### Work to do
What lines of the data hold the string "color"? Pull each one out.

********************

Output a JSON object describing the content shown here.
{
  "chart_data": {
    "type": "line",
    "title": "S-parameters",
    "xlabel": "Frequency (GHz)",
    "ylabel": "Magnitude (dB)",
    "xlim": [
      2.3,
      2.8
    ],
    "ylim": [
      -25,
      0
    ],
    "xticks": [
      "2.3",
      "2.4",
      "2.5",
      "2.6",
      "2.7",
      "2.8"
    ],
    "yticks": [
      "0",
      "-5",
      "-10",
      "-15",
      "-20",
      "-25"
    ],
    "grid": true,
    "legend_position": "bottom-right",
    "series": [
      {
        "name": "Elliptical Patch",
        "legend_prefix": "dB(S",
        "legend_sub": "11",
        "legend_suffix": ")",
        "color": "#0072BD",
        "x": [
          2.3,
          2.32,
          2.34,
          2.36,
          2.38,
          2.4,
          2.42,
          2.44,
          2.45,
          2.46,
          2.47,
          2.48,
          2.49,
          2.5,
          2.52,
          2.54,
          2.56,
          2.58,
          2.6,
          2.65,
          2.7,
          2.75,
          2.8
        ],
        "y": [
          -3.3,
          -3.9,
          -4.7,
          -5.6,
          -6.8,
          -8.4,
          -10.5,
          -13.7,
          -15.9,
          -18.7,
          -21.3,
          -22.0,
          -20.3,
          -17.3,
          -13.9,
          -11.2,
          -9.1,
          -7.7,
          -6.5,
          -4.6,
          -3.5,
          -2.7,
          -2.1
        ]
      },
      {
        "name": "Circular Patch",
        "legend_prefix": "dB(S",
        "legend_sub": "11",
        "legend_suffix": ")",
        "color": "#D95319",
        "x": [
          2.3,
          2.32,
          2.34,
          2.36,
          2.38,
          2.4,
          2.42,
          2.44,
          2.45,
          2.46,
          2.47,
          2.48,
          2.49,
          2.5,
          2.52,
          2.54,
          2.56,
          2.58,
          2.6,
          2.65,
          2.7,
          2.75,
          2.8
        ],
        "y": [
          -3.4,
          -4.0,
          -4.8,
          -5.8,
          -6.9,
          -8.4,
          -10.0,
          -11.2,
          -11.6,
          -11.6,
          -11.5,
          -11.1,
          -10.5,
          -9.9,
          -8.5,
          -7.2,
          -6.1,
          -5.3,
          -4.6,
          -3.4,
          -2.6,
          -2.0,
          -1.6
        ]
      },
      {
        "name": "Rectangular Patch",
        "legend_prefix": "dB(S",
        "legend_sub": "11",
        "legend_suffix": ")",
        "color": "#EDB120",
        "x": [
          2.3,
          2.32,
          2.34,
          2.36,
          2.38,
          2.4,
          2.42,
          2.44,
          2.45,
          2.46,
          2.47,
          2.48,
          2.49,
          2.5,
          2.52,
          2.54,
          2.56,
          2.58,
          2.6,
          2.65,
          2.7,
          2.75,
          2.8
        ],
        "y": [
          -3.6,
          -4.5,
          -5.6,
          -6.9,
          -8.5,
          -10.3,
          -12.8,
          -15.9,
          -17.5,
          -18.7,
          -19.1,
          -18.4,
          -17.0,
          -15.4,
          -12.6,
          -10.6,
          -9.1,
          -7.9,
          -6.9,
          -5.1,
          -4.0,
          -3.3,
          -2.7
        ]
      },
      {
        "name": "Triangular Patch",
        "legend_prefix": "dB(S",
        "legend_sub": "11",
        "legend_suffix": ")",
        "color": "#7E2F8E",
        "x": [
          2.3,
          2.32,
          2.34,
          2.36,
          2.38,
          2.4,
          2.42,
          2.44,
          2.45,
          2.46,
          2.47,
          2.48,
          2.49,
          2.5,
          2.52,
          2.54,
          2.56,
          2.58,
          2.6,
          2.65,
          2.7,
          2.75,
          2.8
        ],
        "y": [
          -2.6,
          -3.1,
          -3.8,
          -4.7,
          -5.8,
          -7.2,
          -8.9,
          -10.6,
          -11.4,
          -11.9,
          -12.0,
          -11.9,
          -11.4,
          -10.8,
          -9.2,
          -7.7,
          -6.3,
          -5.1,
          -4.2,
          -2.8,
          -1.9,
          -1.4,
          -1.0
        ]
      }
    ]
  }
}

********************

### Reply
        "color": "#0072BD",
        "color": "#D95319",
        "color": "#EDB120",
        "color": "#7E2F8E",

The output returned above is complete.